[Dataset entries on figures]
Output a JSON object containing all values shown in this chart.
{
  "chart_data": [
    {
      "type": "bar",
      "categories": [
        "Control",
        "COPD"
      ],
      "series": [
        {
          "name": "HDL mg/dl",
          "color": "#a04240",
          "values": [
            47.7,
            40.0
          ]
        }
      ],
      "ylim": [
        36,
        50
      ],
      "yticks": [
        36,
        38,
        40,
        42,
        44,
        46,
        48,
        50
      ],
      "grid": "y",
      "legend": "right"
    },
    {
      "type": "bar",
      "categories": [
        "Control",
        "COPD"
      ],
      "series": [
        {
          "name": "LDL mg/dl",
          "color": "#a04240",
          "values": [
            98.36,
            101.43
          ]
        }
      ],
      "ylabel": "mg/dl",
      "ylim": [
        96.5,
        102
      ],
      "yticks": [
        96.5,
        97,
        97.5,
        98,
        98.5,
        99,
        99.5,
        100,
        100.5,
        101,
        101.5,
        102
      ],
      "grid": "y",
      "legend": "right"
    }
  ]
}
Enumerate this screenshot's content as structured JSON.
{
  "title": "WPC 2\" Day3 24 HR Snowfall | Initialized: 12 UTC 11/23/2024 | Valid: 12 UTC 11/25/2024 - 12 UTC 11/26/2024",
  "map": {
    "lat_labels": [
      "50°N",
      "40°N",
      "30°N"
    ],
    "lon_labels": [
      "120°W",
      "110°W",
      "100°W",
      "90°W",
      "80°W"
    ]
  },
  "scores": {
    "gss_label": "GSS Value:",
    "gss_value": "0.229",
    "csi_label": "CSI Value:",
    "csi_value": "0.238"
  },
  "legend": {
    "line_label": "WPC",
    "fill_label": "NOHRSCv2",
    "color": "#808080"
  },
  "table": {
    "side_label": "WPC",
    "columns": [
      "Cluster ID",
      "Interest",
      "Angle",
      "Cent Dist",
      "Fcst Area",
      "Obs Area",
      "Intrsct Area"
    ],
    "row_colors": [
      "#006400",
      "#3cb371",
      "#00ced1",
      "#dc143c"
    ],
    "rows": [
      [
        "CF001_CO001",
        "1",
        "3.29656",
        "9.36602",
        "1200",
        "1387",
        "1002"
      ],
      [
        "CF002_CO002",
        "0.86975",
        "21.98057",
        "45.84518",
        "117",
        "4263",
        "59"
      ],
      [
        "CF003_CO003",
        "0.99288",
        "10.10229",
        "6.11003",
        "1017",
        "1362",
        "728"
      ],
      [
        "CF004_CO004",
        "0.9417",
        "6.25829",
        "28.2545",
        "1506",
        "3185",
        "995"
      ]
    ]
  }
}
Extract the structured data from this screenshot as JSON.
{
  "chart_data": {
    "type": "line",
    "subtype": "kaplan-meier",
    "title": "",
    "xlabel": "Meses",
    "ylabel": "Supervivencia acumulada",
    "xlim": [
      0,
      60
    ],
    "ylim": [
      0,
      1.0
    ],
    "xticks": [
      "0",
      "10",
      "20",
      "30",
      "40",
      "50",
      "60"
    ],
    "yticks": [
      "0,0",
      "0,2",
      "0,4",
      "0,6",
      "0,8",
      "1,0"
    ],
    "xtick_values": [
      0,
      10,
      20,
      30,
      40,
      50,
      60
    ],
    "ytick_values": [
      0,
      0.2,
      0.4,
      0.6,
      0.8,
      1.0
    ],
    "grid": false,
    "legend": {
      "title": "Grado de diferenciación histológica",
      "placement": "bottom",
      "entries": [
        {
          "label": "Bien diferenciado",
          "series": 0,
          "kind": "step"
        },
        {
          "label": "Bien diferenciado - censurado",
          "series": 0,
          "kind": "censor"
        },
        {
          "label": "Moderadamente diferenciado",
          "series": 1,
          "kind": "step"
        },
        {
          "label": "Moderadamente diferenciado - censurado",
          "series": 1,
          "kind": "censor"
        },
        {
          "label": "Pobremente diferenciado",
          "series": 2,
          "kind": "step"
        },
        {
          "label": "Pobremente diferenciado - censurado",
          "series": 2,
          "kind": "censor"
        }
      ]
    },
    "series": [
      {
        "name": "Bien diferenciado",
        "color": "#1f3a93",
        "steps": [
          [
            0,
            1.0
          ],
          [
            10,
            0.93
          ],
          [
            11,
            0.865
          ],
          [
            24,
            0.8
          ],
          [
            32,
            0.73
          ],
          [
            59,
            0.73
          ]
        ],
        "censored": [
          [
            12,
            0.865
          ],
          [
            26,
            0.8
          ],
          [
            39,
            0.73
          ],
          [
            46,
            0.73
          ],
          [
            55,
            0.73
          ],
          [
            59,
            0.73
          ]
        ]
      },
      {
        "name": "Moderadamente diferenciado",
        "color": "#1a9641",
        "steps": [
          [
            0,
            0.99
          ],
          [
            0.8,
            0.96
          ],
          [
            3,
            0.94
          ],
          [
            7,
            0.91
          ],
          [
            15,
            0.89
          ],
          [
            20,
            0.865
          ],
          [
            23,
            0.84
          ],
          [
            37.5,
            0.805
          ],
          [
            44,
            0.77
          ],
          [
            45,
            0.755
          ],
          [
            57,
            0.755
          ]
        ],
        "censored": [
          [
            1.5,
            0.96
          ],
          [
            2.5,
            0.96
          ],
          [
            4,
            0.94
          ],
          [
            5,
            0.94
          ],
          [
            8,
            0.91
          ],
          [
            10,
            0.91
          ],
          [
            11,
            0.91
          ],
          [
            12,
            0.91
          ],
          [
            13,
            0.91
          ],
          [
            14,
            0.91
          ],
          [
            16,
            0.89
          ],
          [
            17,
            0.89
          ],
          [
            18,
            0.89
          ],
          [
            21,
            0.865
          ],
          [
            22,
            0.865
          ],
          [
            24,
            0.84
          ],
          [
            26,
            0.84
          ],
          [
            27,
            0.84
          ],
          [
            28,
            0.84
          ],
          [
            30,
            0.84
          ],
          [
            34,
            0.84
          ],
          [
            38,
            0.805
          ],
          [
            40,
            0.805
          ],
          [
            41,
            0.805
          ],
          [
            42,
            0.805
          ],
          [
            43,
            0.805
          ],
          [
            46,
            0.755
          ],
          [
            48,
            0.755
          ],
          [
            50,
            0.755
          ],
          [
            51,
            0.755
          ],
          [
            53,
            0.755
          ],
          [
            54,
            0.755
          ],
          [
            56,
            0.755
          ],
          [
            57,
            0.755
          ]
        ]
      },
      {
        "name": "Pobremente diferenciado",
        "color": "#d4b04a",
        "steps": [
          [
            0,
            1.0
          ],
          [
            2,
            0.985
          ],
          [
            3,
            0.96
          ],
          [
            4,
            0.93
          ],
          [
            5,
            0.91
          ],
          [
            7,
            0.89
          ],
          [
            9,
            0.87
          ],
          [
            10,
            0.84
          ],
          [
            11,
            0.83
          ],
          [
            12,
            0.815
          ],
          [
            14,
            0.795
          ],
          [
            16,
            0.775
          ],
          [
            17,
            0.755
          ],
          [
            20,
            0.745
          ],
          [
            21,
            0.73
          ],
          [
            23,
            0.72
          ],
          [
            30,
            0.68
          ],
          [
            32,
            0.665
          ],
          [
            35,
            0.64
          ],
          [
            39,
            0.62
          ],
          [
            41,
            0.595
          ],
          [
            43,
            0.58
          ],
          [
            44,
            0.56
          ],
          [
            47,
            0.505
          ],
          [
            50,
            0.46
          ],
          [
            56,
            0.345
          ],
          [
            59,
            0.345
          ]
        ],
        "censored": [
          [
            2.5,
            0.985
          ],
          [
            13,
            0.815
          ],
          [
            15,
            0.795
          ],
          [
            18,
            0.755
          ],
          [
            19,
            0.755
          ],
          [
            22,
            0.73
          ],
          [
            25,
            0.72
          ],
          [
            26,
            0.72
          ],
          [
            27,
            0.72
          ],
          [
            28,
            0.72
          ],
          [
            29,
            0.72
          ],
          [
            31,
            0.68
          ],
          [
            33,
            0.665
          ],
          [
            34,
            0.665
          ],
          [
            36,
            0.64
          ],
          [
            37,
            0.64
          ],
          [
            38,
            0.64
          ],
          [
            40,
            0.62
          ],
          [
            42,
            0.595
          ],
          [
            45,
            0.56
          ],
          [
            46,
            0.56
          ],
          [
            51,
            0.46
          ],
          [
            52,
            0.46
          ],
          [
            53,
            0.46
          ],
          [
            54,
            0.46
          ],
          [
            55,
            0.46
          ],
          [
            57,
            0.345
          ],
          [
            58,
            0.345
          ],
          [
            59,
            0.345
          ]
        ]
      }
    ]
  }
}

Brief –
Copy out each line of the records where the string "this" appears.

Correct result –
Output a JSON object containing all values shown in this chart.
Enumerate this screenshot's content as structured JSON.
Extract the structured data from this screenshot as JSON.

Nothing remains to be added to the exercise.